* What is required *
Search the material for the word "could" and report each line where it turns up.

* Entries supplied *
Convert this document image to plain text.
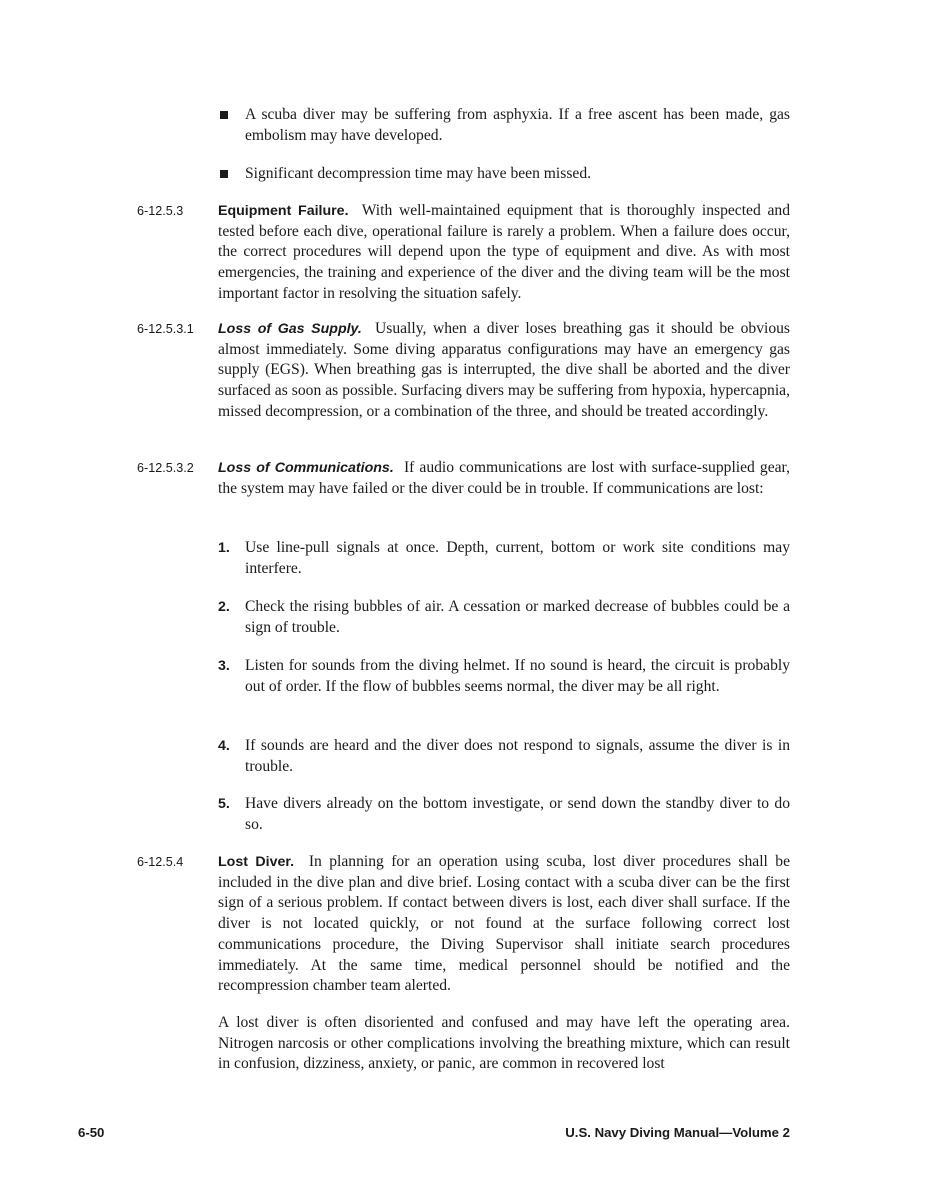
A scuba diver may be suffering from asphyxia. If a free ascent has been made, gas embolism may have developed.
Significant decompression time may have been missed.
6-12.5.3 Equipment Failure. With well-maintained equipment that is thoroughly inspected and tested before each dive, operational failure is rarely a problem. When a failure does occur, the correct procedures will depend upon the type of equipment and dive. As with most emergencies, the training and experience of the diver and the diving team will be the most important factor in resolving the situation safely.
6-12.5.3.1 Loss of Gas Supply. Usually, when a diver loses breathing gas it should be obvious almost immediately. Some diving apparatus configurations may have an emergency gas supply (EGS). When breathing gas is interrupted, the dive shall be aborted and the diver surfaced as soon as possible. Surfacing divers may be suffering from hypoxia, hypercapnia, missed decompression, or a combination of the three, and should be treated accordingly.
6-12.5.3.2 Loss of Communications. If audio communications are lost with surface-supplied gear, the system may have failed or the diver could be in trouble. If communications are lost:
1. Use line-pull signals at once. Depth, current, bottom or work site conditions may interfere.
2. Check the rising bubbles of air. A cessation or marked decrease of bubbles could be a sign of trouble.
3. Listen for sounds from the diving helmet. If no sound is heard, the circuit is probably out of order. If the flow of bubbles seems normal, the diver may be all right.
4. If sounds are heard and the diver does not respond to signals, assume the diver is in trouble.
5. Have divers already on the bottom investigate, or send down the standby diver to do so.
6-12.5.4 Lost Diver. In planning for an operation using scuba, lost diver procedures shall be included in the dive plan and dive brief. Losing contact with a scuba diver can be the first sign of a serious problem. If contact between divers is lost, each diver shall surface. If the diver is not located quickly, or not found at the surface following correct lost communications procedure, the Diving Supervisor shall initiate search procedures immediately. At the same time, medical personnel should be notified and the recompression chamber team alerted.
A lost diver is often disoriented and confused and may have left the operating area. Nitrogen narcosis or other complications involving the breathing mixture, which can result in confusion, dizziness, anxiety, or panic, are common in recovered lost
6-50	U.S. Navy Diving Manual—Volume 2
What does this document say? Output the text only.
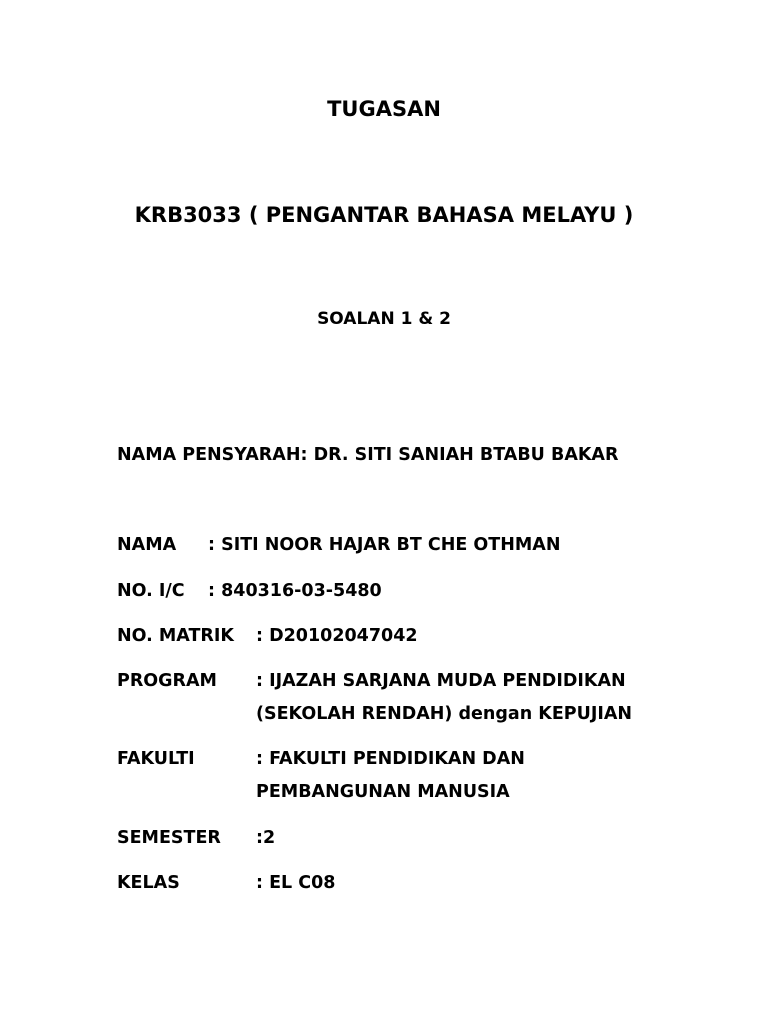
TUGASAN
KRB3033 ( PENGANTAR BAHASA MELAYU )
SOALAN 1 & 2
NAMA PENSYARAH: DR. SITI SANIAH BTABU BAKAR
NAMA : SITI NOOR HAJAR BT CHE OTHMAN
NO. I/C : 840316-03-5480
NO. MATRIK : D20102047042
PROGRAM : IJAZAH SARJANA MUDA PENDIDIKAN
(SEKOLAH RENDAH) dengan KEPUJIAN
FAKULTI	: FAKULTI PENDIDIKAN DAN
PEMBANGUNAN MANUSIA
SEMESTER :2
KELAS	: EL C08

* Answer for this exercise *
6-12.5.3.2 Loss of Communications. If audio communications are lost with surface-supplied gear, the system may have failed or the diver could be in trouble. If communications are lost:
2. Check the rising bubbles of air. A cessation or marked decrease of bubbles could be a sign of trouble.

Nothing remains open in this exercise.